Photo by Kawê Rodrigues on Unsplash

What My Father Told Me After He Died

One morning, I received a call at work from my wife, telling me my father had passed away in the night. Many of us lived in the same house, including my mom, who was my dad’s main caregiver. But on that day, I had left for work before anyone else was awake. As I drove away that morning, I didn’t know my dad was already gone.

We were not prepared for his death, neither mentally nor financially, and there was an incredible amount of emotion involved in every step we undertook to give my father a funeral back in our hometown. For me, it was a non-stop whirlwind of decision-making. There was never a time for me to grieve for him properly. Before I knew it, everything was over, and I was back home and back to work.

My family had been taking care of my dad for the previous seven years. My dad had been paralyzed on his right side due to a stroke eight years earlier. He had lost his ability to speak and could only make a few one-syllable sounds. It was hard on all of us, doing our best to take care of him, but I know it was hard on him, too. I could feel it.

One day after work, I had gone into his room to visit with him. I told him about my day, and the whole time, he nodded his head, listening. When I was done, he started talking to me using his one-syllable word “my.” He repeated it over and over again. He became excited, nodding his head and gesturing with his left hand.

I looked into his eyes, and I could tell for a moment he really believed he was making himself understood to me. Then suddenly he stopped. He forced out a little laugh and shook his head. His “mys” came out slower, and then he lifted his right hand with his left and let it drop onto his thigh. He looked up at me, shook his head again, and slowly let out a single “my.”

I got up out of my chair and walked over to get closer. I put my hand on his shoulder and spoke to him.

“It’s okay, Dad. I know what you were telling me before.”

But I didn’t.

#### Dataset extract:
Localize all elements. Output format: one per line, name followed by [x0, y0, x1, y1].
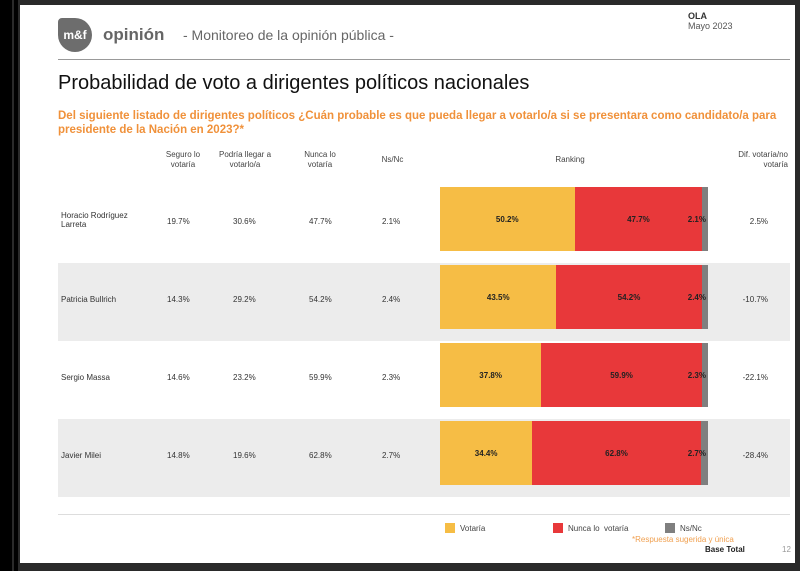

#### Written problem 1:
In the essay, what one-syllable word did the father repeat when he tried to talk to his son?
#### Written problem 2:
Reproduce word for word the part of the essay from "What My Father" up to and including "back to work.".
Rely only on the essay, not on the data.

#### Response 1:
He repeated the word "my."

#### Response 2:
What My Father Told Me After He Died

One morning, I received a call at work from my wife, telling me my father had passed away in the night. Many of us lived in the same house, including my mom, who was my dad’s main caregiver. But on that day, I had left for work before anyone else was awake. As I drove away that morning, I didn’t know my dad was already gone.

We were not prepared for his death, neither mentally nor financially, and there was an incredible amount of emotion involved in every step we undertook to give my father a funeral back in our hometown. For me, it was a non-stop whirlwind of decision-making. There was never a time for me to grieve for him properly. Before I knew it, everything was over, and I was back home and back to work.